■ WHAT NEEDS TO BE DONE: Extract each line from the entries below that has the string "adherence" in it.

■ DATA FOR THE TASK:
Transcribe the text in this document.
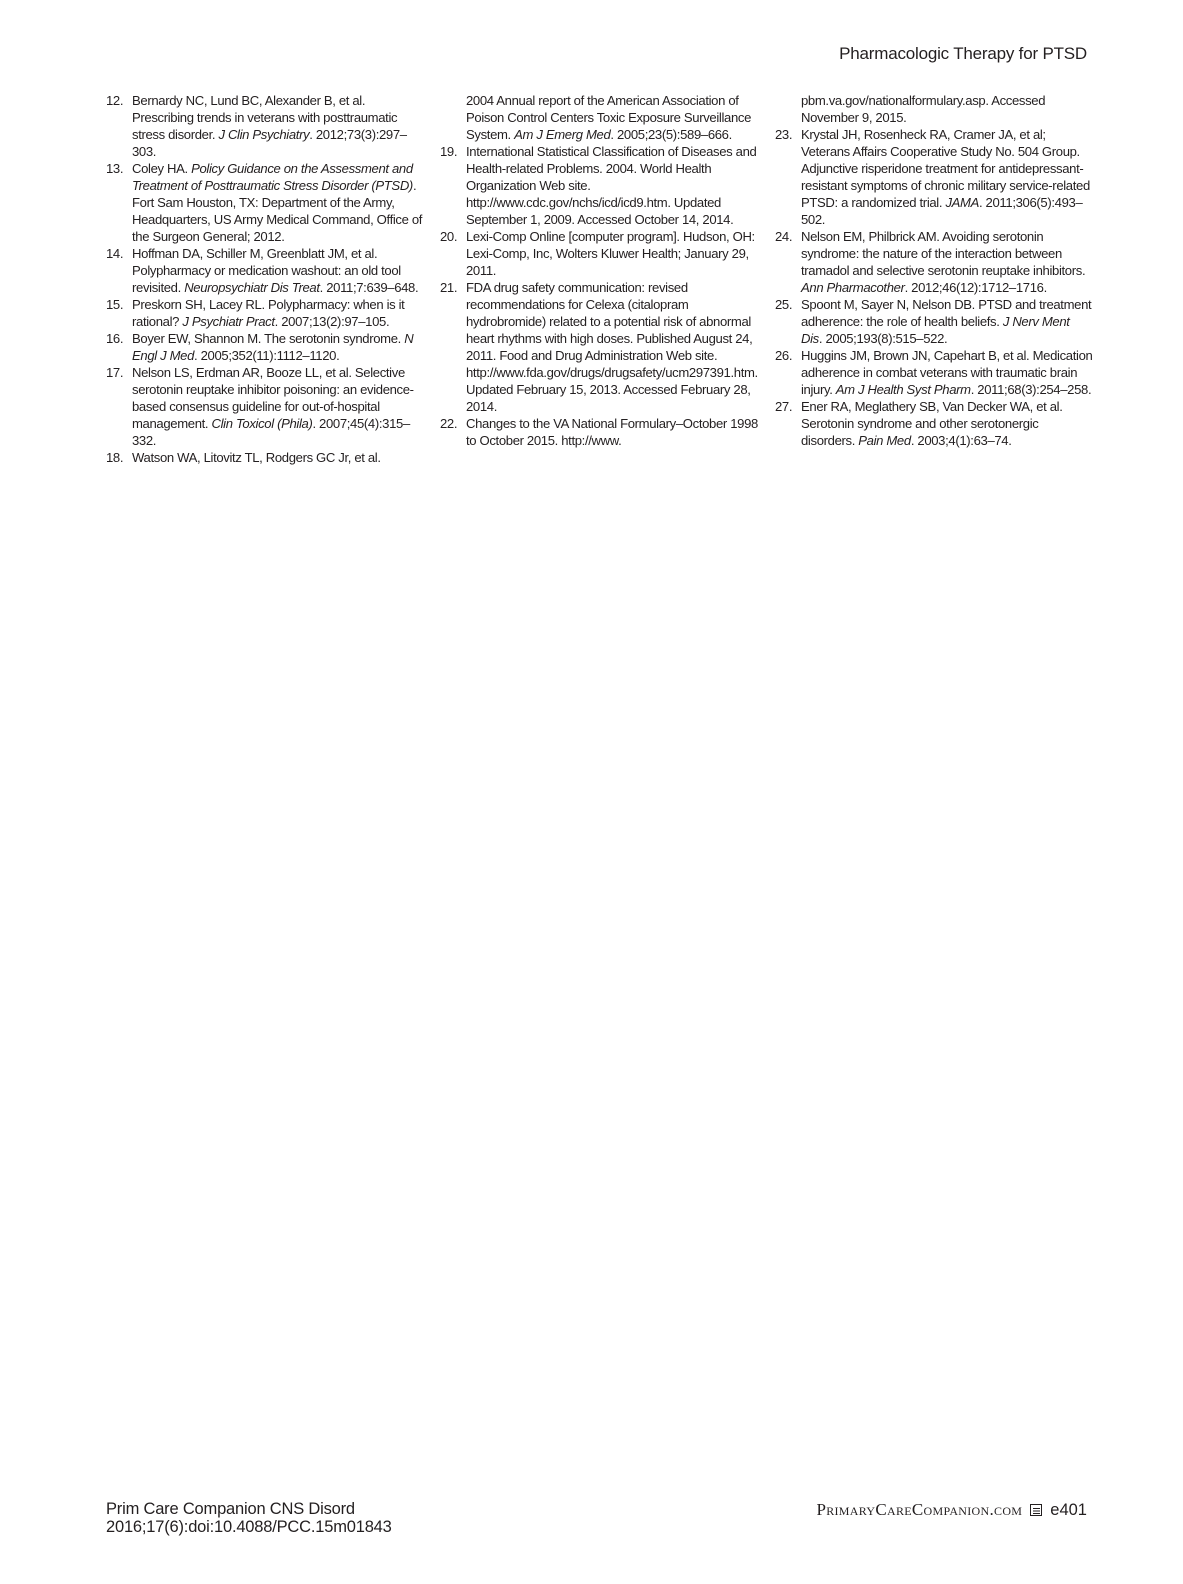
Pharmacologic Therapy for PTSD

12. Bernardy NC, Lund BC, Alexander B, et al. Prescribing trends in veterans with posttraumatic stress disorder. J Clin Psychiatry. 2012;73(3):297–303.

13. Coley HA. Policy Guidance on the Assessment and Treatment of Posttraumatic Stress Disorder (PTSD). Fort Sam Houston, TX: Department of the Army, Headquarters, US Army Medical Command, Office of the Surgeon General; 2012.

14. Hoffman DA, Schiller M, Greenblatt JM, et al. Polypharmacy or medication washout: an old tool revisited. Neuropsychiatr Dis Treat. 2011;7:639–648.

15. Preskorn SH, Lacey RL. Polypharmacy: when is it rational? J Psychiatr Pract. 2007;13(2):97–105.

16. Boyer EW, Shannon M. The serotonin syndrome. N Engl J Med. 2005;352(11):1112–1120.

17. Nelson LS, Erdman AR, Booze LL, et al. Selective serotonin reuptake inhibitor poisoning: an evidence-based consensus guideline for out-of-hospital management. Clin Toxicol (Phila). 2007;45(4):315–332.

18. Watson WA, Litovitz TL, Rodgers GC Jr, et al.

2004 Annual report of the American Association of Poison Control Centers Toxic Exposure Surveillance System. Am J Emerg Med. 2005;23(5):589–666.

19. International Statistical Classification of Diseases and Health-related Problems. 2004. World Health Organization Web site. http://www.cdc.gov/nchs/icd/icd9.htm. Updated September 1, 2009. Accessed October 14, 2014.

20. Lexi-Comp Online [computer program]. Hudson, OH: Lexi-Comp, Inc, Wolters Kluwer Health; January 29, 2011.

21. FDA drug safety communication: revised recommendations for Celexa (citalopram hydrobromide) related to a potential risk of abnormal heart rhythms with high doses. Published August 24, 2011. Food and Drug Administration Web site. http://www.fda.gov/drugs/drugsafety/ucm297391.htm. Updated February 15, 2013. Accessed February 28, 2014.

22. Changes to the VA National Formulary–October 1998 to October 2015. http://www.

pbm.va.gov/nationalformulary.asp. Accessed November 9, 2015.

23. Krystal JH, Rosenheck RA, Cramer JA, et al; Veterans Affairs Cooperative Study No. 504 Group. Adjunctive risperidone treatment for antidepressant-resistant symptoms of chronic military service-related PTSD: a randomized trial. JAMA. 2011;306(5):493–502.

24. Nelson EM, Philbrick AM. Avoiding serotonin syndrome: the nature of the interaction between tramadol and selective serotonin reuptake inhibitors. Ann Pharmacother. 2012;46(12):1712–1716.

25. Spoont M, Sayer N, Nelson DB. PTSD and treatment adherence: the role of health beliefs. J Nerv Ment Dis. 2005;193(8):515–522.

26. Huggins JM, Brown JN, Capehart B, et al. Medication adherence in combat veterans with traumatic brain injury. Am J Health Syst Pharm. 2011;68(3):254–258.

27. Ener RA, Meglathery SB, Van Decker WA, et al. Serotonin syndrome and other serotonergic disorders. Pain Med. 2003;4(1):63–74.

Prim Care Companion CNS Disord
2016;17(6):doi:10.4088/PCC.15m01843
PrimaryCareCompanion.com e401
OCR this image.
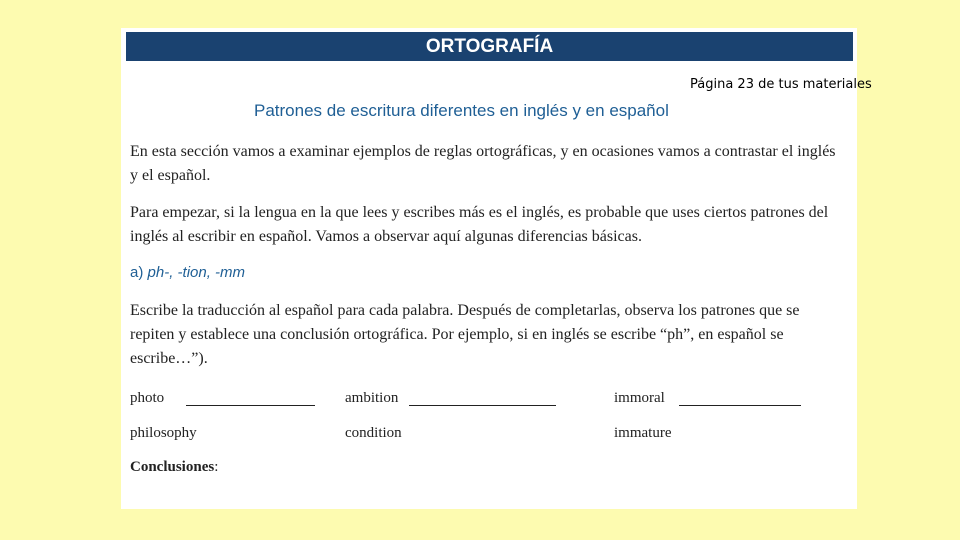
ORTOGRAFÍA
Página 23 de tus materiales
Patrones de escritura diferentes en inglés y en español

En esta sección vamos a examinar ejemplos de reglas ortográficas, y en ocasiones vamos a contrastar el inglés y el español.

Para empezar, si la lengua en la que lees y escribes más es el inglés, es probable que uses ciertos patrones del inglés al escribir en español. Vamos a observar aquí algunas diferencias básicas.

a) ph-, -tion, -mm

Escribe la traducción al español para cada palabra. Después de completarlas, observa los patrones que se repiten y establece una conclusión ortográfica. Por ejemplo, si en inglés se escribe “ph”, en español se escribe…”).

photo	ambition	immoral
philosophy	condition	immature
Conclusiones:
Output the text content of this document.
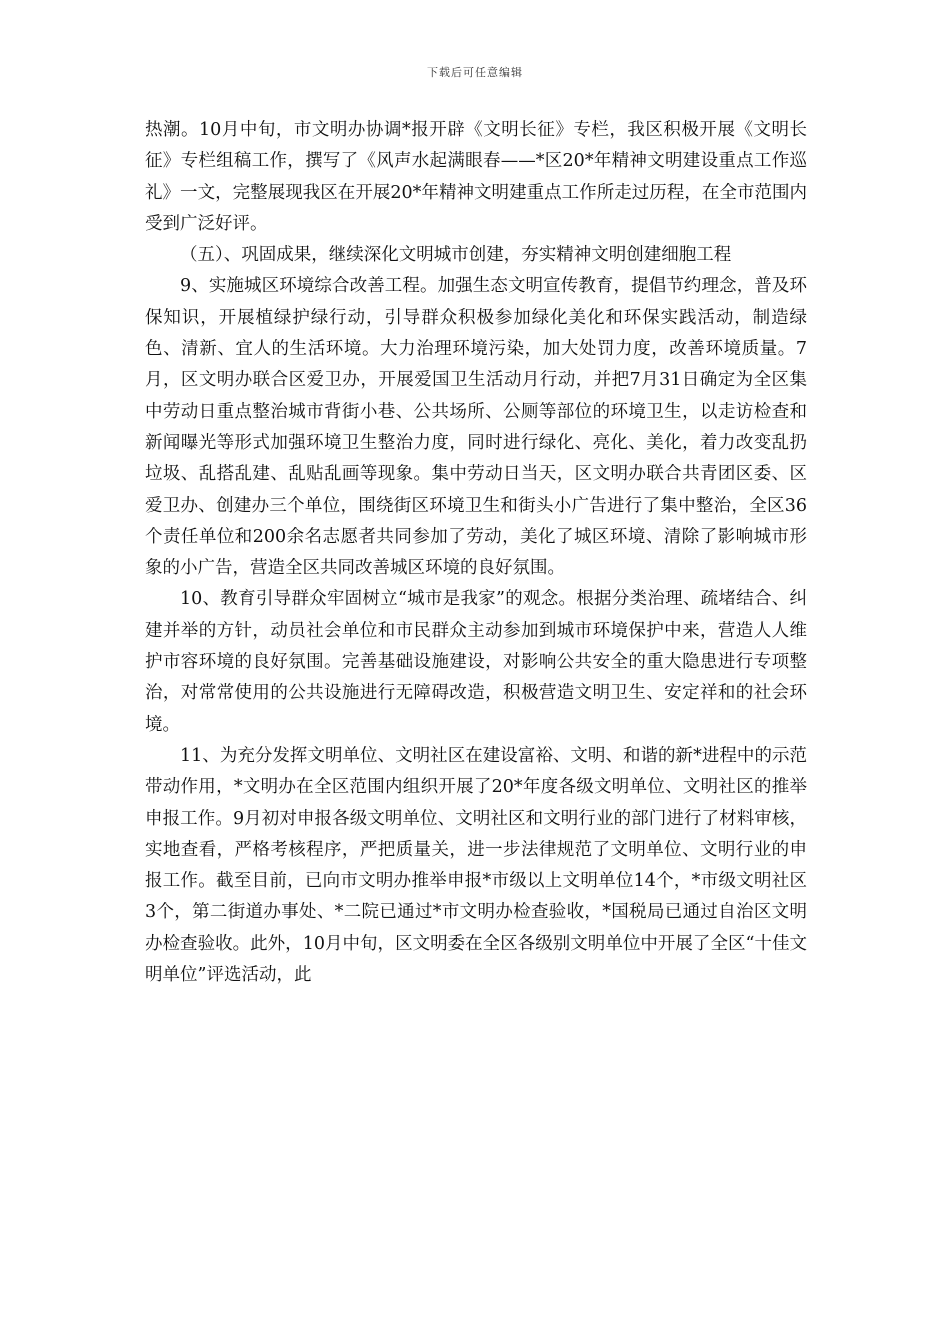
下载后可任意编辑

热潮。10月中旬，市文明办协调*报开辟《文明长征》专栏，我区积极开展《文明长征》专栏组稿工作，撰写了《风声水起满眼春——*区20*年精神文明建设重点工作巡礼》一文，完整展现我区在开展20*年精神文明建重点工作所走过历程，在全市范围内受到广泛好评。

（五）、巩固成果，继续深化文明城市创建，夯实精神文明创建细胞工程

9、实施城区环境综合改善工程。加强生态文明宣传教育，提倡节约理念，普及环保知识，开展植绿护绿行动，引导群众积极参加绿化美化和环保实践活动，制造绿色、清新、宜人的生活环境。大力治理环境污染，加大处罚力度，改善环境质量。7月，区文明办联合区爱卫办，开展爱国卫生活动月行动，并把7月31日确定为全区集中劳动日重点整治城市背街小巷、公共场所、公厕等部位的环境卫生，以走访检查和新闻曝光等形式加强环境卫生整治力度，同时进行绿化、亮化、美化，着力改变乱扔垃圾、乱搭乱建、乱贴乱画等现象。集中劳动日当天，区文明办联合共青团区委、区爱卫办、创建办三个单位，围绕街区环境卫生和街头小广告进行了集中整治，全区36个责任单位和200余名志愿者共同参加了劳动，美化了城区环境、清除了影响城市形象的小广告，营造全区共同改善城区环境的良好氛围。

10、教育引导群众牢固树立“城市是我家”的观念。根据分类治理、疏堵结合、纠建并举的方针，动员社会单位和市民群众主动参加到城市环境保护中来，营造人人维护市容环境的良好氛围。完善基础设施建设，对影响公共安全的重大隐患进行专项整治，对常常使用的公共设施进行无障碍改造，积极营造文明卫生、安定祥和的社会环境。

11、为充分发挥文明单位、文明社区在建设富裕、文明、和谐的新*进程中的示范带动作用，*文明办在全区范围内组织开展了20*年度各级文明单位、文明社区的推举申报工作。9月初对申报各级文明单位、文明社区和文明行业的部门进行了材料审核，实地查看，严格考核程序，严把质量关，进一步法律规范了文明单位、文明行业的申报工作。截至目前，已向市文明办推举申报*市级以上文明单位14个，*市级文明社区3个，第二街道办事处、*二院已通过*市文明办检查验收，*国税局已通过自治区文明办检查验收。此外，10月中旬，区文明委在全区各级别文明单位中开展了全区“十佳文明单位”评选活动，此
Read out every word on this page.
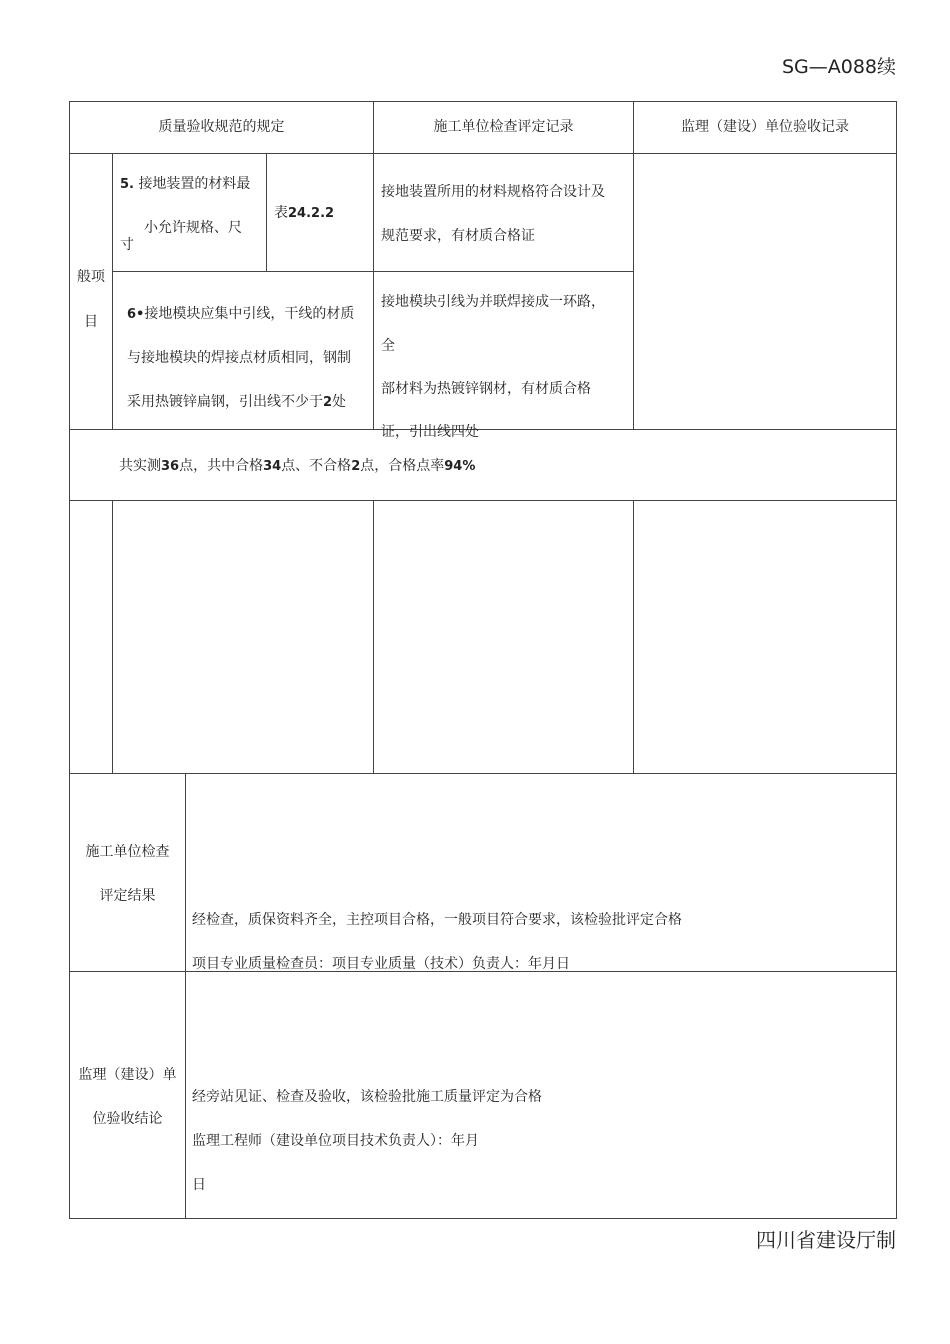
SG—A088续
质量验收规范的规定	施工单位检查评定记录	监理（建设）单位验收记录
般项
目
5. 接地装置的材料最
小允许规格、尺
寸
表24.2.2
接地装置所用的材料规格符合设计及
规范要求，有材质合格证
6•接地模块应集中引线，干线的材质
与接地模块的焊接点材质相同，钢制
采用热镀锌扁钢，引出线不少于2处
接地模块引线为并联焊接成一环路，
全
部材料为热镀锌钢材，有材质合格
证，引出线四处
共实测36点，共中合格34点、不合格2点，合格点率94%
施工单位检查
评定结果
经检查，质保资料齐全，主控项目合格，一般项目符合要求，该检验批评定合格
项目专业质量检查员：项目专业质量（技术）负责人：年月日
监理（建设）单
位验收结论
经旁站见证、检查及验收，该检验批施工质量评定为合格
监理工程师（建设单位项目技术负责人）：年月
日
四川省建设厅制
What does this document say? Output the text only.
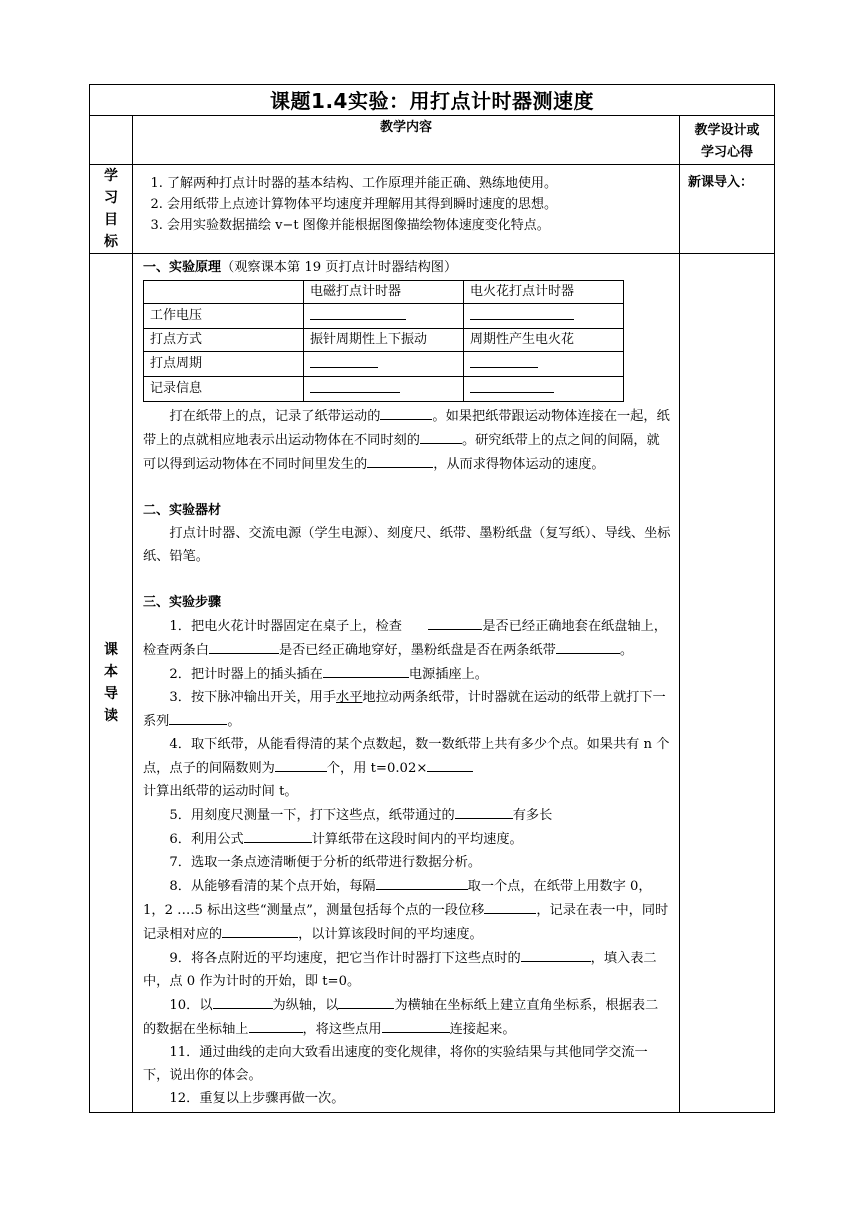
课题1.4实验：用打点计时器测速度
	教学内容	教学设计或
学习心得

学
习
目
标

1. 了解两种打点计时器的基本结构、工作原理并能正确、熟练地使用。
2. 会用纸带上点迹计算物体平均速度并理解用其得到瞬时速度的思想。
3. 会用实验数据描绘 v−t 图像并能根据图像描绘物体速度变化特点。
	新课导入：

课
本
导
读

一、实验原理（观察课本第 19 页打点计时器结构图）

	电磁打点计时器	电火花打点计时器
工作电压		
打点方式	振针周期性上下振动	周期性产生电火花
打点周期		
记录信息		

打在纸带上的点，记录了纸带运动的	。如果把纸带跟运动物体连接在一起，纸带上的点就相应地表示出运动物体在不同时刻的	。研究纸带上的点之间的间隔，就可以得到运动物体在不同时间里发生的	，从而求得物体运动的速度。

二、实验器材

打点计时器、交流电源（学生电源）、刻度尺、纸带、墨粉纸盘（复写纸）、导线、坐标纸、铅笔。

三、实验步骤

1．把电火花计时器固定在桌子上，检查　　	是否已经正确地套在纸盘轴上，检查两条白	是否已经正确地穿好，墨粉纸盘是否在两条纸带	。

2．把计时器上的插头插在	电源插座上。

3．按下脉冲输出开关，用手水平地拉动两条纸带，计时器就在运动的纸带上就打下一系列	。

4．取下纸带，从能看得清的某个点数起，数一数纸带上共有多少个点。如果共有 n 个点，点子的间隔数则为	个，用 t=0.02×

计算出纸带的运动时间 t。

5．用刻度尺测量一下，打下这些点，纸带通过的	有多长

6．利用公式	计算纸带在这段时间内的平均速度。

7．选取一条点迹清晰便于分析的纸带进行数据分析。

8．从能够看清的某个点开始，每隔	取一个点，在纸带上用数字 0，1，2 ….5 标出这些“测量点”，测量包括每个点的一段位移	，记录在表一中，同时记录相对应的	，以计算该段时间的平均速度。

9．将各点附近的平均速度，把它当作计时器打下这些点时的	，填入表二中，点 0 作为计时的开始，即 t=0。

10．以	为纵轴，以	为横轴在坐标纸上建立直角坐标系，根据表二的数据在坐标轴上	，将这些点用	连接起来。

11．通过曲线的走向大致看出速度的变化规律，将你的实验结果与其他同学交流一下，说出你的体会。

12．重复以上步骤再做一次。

■ EXPECTED OUTPUT:
25. Spoont M, Sayer N, Nelson DB. PTSD and treatment adherence: the role of health beliefs. J Nerv Ment Dis. 2005;193(8):515–522.
26. Huggins JM, Brown JN, Capehart B, et al. Medication adherence in combat veterans with traumatic brain injury. Am J Health Syst Pharm. 2011;68(3):254–258.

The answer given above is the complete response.